What you will do: Could you return all of the listing below exactly, please?
── Data records ──
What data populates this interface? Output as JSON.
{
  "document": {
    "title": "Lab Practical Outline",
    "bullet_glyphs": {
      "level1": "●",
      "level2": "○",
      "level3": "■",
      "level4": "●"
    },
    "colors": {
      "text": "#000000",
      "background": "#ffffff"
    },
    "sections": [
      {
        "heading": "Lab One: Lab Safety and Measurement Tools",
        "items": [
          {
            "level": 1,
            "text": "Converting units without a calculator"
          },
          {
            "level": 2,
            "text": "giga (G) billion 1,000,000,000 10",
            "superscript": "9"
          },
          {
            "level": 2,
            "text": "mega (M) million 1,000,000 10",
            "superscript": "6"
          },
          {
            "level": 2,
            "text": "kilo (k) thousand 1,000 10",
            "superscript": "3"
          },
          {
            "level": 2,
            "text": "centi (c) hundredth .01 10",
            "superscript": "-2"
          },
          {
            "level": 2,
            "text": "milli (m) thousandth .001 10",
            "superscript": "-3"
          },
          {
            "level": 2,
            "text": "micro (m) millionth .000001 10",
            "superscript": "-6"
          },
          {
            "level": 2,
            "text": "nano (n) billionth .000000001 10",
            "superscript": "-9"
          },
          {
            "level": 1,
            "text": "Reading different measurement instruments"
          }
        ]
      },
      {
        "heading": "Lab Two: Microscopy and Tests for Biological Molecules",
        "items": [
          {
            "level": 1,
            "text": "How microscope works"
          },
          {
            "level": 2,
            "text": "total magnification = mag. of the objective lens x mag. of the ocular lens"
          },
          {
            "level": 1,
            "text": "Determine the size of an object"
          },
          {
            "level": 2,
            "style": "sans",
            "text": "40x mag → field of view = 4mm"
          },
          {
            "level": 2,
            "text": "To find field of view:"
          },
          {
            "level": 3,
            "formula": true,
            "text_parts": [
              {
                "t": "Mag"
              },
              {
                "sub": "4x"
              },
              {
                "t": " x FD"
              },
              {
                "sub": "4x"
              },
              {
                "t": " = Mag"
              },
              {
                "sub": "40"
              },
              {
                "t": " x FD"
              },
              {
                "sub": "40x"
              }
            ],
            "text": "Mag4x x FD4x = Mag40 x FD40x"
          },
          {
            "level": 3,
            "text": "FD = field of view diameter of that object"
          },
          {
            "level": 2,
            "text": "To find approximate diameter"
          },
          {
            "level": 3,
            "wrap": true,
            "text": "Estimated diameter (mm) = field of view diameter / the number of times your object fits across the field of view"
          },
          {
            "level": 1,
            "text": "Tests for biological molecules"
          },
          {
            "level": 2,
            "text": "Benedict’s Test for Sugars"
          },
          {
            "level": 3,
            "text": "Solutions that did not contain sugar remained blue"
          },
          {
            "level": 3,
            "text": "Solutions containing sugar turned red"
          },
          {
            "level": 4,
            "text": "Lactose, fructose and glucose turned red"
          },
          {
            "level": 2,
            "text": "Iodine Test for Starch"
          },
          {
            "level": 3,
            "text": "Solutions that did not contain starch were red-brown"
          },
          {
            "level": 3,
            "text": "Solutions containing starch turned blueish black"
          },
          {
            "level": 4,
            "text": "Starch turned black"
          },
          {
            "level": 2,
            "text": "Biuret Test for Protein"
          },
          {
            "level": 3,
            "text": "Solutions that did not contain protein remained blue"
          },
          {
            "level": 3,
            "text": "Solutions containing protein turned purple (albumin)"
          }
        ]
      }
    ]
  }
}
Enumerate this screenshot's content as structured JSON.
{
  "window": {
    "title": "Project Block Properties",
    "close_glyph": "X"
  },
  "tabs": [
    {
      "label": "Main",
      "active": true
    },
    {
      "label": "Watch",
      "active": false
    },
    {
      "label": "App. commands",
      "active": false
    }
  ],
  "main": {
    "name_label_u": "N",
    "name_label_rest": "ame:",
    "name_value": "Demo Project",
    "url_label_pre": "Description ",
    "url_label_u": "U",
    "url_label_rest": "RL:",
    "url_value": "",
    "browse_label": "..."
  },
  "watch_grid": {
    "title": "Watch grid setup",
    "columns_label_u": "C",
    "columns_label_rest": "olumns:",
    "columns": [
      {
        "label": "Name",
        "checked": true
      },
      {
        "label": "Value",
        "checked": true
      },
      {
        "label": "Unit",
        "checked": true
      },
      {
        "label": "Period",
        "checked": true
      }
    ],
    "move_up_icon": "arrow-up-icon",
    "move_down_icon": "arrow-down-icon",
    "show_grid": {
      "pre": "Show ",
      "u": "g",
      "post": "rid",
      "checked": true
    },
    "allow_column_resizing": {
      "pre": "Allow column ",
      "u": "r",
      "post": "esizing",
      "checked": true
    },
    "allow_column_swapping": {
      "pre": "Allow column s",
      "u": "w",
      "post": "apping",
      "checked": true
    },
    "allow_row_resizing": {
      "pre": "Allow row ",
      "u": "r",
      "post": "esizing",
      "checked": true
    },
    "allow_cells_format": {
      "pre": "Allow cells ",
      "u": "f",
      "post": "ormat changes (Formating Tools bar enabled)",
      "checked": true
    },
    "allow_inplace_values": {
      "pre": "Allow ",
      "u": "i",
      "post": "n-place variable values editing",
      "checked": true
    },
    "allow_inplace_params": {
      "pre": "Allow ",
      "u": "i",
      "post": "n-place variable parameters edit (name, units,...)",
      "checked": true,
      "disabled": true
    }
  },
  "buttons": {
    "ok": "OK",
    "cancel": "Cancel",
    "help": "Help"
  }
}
───
Written response:
What data populates this interface? Output as JSON.
{
  "document": {
    "title": "Lab Practical Outline",
    "bullet_glyphs": {
      "level1": "●",
      "level2": "○",
      "level3": "■",
      "level4": "●"
    },
    "colors": {
      "text": "#000000",
      "background": "#ffffff"
    },
    "sections": [
      {
        "heading": "Lab One: Lab Safety and Measurement Tools",
        "items": [
          {
            "level": 1,
            "text": "Converting units without a calculator"
          },
          {
            "level": 2,
            "text": "giga (G) billion 1,000,000,000 10",
            "superscript": "9"
          },
          {
            "level": 2,
            "text": "mega (M) million 1,000,000 10",
            "superscript": "6"
          },
          {
            "level": 2,
            "text": "kilo (k) thousand 1,000 10",
            "superscript": "3"
          },
          {
            "level": 2,
            "text": "centi (c) hundredth .01 10",
            "superscript": "-2"
          },
          {
            "level": 2,
            "text": "milli (m) thousandth .001 10",
            "superscript": "-3"
          },
          {
            "level": 2,
            "text": "micro (m) millionth .000001 10",
            "superscript": "-6"
          },
          {
            "level": 2,
            "text": "nano (n) billionth .000000001 10",
            "superscript": "-9"
          },
          {
            "level": 1,
            "text": "Reading different measurement instruments"
          }
        ]
      },
      {
        "heading": "Lab Two: Microscopy and Tests for Biological Molecules",
        "items": [
          {
            "level": 1,
            "text": "How microscope works"
          },
          {
            "level": 2,
            "text": "total magnification = mag. of the objective lens x mag. of the ocular lens"
          },
          {
            "level": 1,
            "text": "Determine the size of an object"
          },
          {
            "level": 2,
            "style": "sans",
            "text": "40x mag → field of view = 4mm"
          },
          {
            "level": 2,
            "text": "To find field of view:"
          },
          {
            "level": 3,
            "formula": true,
            "text_parts": [
              {
                "t": "Mag"
              },
              {
                "sub": "4x"
              },
              {
                "t": " x FD"
              },
              {
                "sub": "4x"
              },
              {
                "t": " = Mag"
              },
              {
                "sub": "40"
              },
              {
                "t": " x FD"
              },
              {
                "sub": "40x"
              }
            ],
            "text": "Mag4x x FD4x = Mag40 x FD40x"
          },
          {
            "level": 3,
            "text": "FD = field of view diameter of that object"
          },
          {
            "level": 2,
            "text": "To find approximate diameter"
          },
          {
            "level": 3,
            "wrap": true,
            "text": "Estimated diameter (mm) = field of view diameter / the number of times your object fits across the field of view"
          },
          {
            "level": 1,
            "text": "Tests for biological molecules"
          },
          {
            "level": 2,
            "text": "Benedict’s Test for Sugars"
          },
          {
            "level": 3,
            "text": "Solutions that did not contain sugar remained blue"
          },
          {
            "level": 3,
            "text": "Solutions containing sugar turned red"
          },
          {
            "level": 4,
            "text": "Lactose, fructose and glucose turned red"
          },
          {
            "level": 2,
            "text": "Iodine Test for Starch"
          },
          {
            "level": 3,
            "text": "Solutions that did not contain starch were red-brown"
          },
          {
            "level": 3,
            "text": "Solutions containing starch turned blueish black"
          },
          {
            "level": 4,
            "text": "Starch turned black"
          },
          {
            "level": 2,
            "text": "Biuret Test for Protein"
          },
          {
            "level": 3,
            "text": "Solutions that did not contain protein remained blue"
          },
          {
            "level": 3,
            "text": "Solutions containing protein turned purple (albumin)"
          }
        ]
      }
    ]
  }
}
Enumerate this screenshot's content as structured JSON.
{
  "window": {
    "title": "Project Block Properties",
    "close_glyph": "X"
  },
  "tabs": [
    {
      "label": "Main",
      "active": true
    },
    {
      "label": "Watch",
      "active": false
    },
    {
      "label": "App. commands",
      "active": false
    }
  ],
  "main": {
    "name_label_u": "N",
    "name_label_rest": "ame:",
    "name_value": "Demo Project",
    "url_label_pre": "Description ",
    "url_label_u": "U",
    "url_label_rest": "RL:",
    "url_value": "",
    "browse_label": "..."
  },
  "watch_grid": {
    "title": "Watch grid setup",
    "columns_label_u": "C",
    "columns_label_rest": "olumns:",
    "columns": [
      {
        "label": "Name",
        "checked": true
      },
      {
        "label": "Value",
        "checked": true
      },
      {
        "label": "Unit",
        "checked": true
      },
      {
        "label": "Period",
        "checked": true
      }
    ],
    "move_up_icon": "arrow-up-icon",
    "move_down_icon": "arrow-down-icon",
    "show_grid": {
      "pre": "Show ",
      "u": "g",
      "post": "rid",
      "checked": true
    },
    "allow_column_resizing": {
      "pre": "Allow column ",
      "u": "r",
      "post": "esizing",
      "checked": true
    },
    "allow_column_swapping": {
      "pre": "Allow column s",
      "u": "w",
      "post": "apping",
      "checked": true
    },
    "allow_row_resizing": {
      "pre": "Allow row ",
      "u": "r",
      "post": "esizing",
      "checked": true
    },
    "allow_cells_format": {
      "pre": "Allow cells ",
      "u": "f",
      "post": "ormat changes (Formating Tools bar enabled)",
      "checked": true
    },
    "allow_inplace_values": {
      "pre": "Allow ",
      "u": "i",
      "post": "n-place variable values editing",
      "checked": true
    },
    "allow_inplace_params": {
      "pre": "Allow ",
      "u": "i",
      "post": "n-place variable parameters edit (name, units,...)",
      "checked": true,
      "disabled": true
    }
  },
  "buttons": {
    "ok": "OK",
    "cancel": "Cancel",
    "help": "Help"
  }
}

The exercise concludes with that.